- [EXERCISE OBJECTIVE]
Set the listing down unchanged, minus every embedded image.

- [INPUT FOR THIS TASK]
----------

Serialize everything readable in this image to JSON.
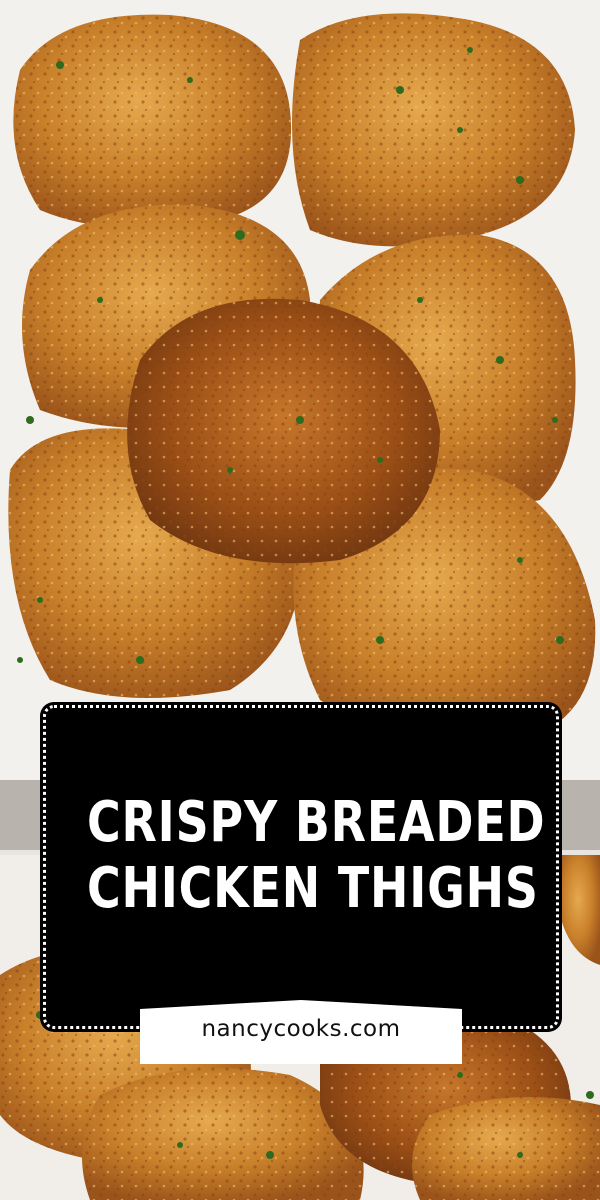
{
  "title": {
    "line1": "CRISPY BREADED",
    "line2": "CHICKEN THIGHS"
  },
  "website": "nancycooks.com",
  "colors": {
    "card_background": "#000000",
    "card_text": "#ffffff",
    "banner_background": "#ffffff",
    "chicken_crust": "#c9802a",
    "chicken_dark": "#8a4512",
    "parsley": "#2f6b1f",
    "plate": "#f3f1ee"
  }
}
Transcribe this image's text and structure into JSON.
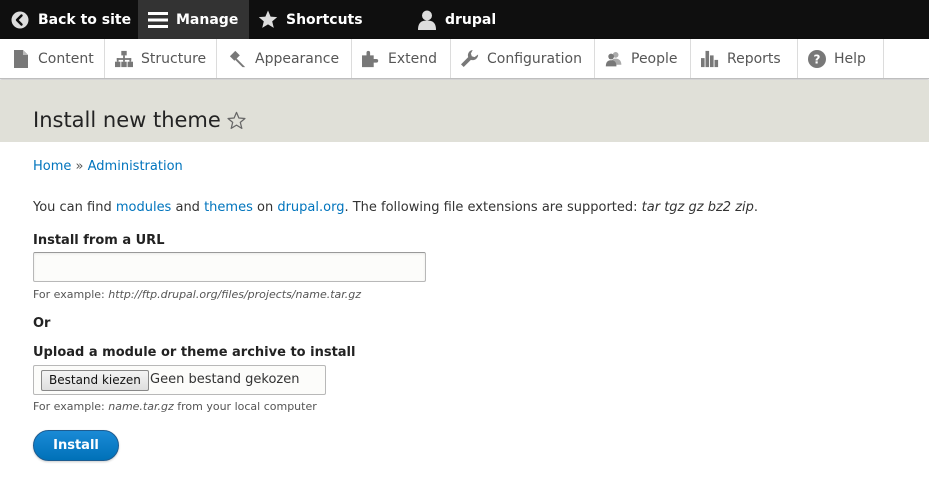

----------

- [REPLY TO THE EXERCISE]
Serialize everything readable in this image to JSON.
{
  "title": {
    "line1": "CRISPY BREADED",
    "line2": "CHICKEN THIGHS"
  },
  "website": "nancycooks.com",
  "colors": {
    "card_background": "#000000",
    "card_text": "#ffffff",
    "banner_background": "#ffffff",
    "chicken_crust": "#c9802a",
    "chicken_dark": "#8a4512",
    "parsley": "#2f6b1f",
    "plate": "#f3f1ee"
  }
}
Transcribe this image's text and structure into JSON.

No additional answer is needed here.